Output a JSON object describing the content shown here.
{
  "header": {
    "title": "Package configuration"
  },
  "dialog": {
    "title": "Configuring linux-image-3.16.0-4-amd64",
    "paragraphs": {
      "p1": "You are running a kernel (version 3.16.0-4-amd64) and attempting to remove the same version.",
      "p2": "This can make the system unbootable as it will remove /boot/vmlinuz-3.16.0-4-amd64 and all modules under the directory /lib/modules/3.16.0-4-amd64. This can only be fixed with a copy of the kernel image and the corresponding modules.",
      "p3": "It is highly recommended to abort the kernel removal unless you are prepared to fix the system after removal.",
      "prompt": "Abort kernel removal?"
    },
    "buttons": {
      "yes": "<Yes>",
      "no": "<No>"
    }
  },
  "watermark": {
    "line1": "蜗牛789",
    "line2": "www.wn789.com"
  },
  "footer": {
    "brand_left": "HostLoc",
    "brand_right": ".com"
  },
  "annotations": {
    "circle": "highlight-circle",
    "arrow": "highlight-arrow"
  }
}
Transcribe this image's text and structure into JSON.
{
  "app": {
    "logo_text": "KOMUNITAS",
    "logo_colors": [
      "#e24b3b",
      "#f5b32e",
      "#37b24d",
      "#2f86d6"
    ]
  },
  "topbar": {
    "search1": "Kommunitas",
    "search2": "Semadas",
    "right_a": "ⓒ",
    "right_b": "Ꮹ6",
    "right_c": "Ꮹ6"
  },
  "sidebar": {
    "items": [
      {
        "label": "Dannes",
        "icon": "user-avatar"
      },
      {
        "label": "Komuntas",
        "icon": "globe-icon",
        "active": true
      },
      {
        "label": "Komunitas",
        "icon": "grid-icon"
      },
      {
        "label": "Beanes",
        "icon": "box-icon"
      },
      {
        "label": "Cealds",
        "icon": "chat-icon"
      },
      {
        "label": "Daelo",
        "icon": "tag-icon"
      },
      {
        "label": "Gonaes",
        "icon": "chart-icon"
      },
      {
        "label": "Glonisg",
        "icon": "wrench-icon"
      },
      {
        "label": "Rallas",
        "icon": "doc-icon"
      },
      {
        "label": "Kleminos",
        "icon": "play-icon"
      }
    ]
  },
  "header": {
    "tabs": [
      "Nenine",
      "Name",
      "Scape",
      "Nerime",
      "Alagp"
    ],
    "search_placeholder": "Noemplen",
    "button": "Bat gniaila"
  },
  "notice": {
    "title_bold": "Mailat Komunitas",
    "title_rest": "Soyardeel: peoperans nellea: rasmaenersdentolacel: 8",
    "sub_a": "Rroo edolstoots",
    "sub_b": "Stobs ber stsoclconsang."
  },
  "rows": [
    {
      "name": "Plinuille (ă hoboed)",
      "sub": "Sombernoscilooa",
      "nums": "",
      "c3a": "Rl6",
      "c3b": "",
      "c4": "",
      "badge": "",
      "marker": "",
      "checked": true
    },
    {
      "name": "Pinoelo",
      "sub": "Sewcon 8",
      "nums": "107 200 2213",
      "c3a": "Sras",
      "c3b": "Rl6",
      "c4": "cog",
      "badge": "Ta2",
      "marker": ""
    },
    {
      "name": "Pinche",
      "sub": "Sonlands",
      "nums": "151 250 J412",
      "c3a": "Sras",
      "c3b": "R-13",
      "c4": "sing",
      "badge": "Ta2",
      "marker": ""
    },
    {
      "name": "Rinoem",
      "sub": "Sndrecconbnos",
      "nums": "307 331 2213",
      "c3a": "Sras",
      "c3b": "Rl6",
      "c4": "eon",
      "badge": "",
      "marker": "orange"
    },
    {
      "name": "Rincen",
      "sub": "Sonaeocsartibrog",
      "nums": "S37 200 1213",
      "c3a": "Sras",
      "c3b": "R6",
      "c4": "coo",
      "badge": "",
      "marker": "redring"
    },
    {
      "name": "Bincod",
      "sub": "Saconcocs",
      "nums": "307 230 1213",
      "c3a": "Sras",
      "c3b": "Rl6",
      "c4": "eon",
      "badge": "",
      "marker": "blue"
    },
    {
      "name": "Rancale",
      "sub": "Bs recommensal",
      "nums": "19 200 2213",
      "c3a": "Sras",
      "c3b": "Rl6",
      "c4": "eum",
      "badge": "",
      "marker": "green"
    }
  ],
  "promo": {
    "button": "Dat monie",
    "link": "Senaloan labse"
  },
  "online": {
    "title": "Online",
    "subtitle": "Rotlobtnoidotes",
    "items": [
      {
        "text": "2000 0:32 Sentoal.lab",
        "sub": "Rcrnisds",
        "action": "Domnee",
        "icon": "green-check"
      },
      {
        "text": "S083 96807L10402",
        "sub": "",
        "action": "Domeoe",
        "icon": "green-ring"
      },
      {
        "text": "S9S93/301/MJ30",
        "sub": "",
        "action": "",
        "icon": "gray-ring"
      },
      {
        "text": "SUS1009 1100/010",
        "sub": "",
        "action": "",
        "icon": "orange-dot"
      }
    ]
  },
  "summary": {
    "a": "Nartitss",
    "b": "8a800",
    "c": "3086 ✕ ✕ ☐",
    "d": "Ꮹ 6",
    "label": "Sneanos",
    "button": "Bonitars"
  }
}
.....
● **Work to complete**:
Count the lines above in which the word "image" appears, then state only that count.

● **Result of this task**:
3